== INPUT DATA ==
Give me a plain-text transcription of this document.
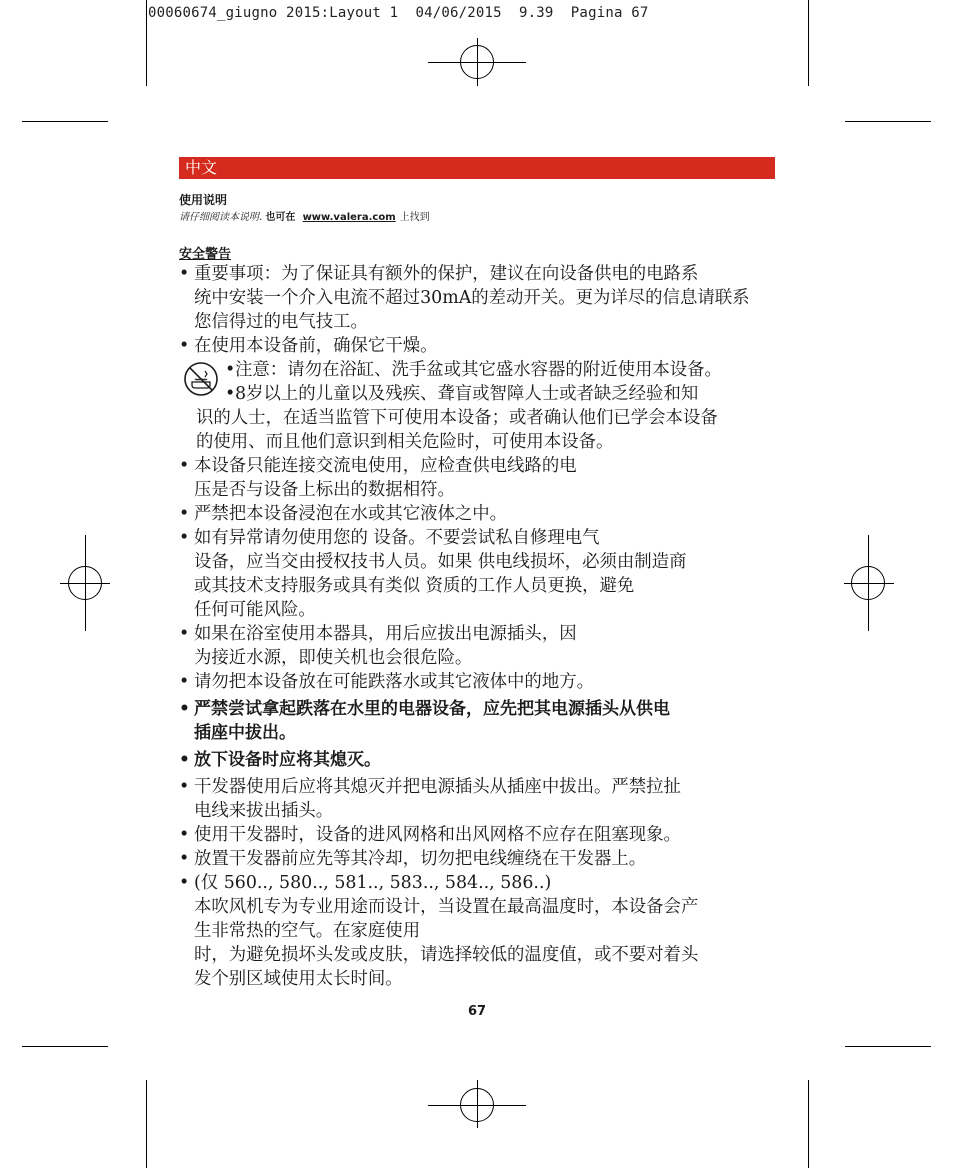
00060674_giugno 2015:Layout 1  04/06/2015  9.39  Pagina 67
中文
使用说明
请仔细阅读本说明. 也可在 www.valera.com 上找到
安全警告
• 重要事项：为了保证具有额外的保护，建议在向设备供电的电路系
统中安装一个介入电流不超过30mA的差动开关。更为详尽的信息请联系
您信得过的电气技工。
• 在使用本设备前，确保它干燥。
• 注意：请勿在浴缸、洗手盆或其它盛水容器的附近使用本设备。
• 8岁以上的儿童以及残疾、聋盲或智障人士或者缺乏经验和知
识的人士，在适当监管下可使用本设备；或者确认他们已学会本设备
的使用、而且他们意识到相关危险时，可使用本设备。
• 本设备只能连接交流电使用，应检查供电线路的电
压是否与设备上标出的数据相符。
• 严禁把本设备浸泡在水或其它液体之中。
• 如有异常请勿使用您的 设备。不要尝试私自修理电气
设备，应当交由授权技书人员。如果 供电线损坏，必须由制造商
或其技术支持服务或具有类似 资质的工作人员更换，避免
任何可能风险。
• 如果在浴室使用本器具，用后应拔出电源插头，因
为接近水源，即使关机也会很危险。
• 请勿把本设备放在可能跌落水或其它液体中的地方。
• 严禁尝试拿起跌落在水里的电器设备，应先把其电源插头从供电
插座中拔出。
• 放下设备时应将其熄灭。
• 干发器使用后应将其熄灭并把电源插头从插座中拔出。严禁拉扯
电线来拔出插头。
• 使用干发器时，设备的进风网格和出风网格不应存在阻塞现象。
• 放置干发器前应先等其冷却，切勿把电线缠绕在干发器上。
• (仅 560.., 580.., 581.., 583.., 584.., 586..)
本吹风机专为专业用途而设计，当设置在最高温度时，本设备会产
生非常热的空气。在家庭使用
时，为避免损坏头发或皮肤，请选择较低的温度值，或不要对着头
发个别区域使用太长时间。
67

== EXERCISE TASK ==
Print the complete listing exactly, apart from any pictures.

== TASK ANSWER ==
Give me a plain-text transcription of this document.
00060674_giugno 2015:Layout 1  04/06/2015  9.39  Pagina 67
中文
使用说明
请仔细阅读本说明. 也可在 www.valera.com 上找到
安全警告
• 重要事项：为了保证具有额外的保护，建议在向设备供电的电路系
统中安装一个介入电流不超过30mA的差动开关。更为详尽的信息请联系
您信得过的电气技工。
• 在使用本设备前，确保它干燥。
• 注意：请勿在浴缸、洗手盆或其它盛水容器的附近使用本设备。
• 8岁以上的儿童以及残疾、聋盲或智障人士或者缺乏经验和知
识的人士，在适当监管下可使用本设备；或者确认他们已学会本设备
的使用、而且他们意识到相关危险时，可使用本设备。
• 本设备只能连接交流电使用，应检查供电线路的电
压是否与设备上标出的数据相符。
• 严禁把本设备浸泡在水或其它液体之中。
• 如有异常请勿使用您的 设备。不要尝试私自修理电气
设备，应当交由授权技书人员。如果 供电线损坏，必须由制造商
或其技术支持服务或具有类似 资质的工作人员更换，避免
任何可能风险。
• 如果在浴室使用本器具，用后应拔出电源插头，因
为接近水源，即使关机也会很危险。
• 请勿把本设备放在可能跌落水或其它液体中的地方。
• 严禁尝试拿起跌落在水里的电器设备，应先把其电源插头从供电
插座中拔出。
• 放下设备时应将其熄灭。
• 干发器使用后应将其熄灭并把电源插头从插座中拔出。严禁拉扯
电线来拔出插头。
• 使用干发器时，设备的进风网格和出风网格不应存在阻塞现象。
• 放置干发器前应先等其冷却，切勿把电线缠绕在干发器上。
• (仅 560.., 580.., 581.., 583.., 584.., 586..)
本吹风机专为专业用途而设计，当设置在最高温度时，本设备会产
生非常热的空气。在家庭使用
时，为避免损坏头发或皮肤，请选择较低的温度值，或不要对着头
发个别区域使用太长时间。
67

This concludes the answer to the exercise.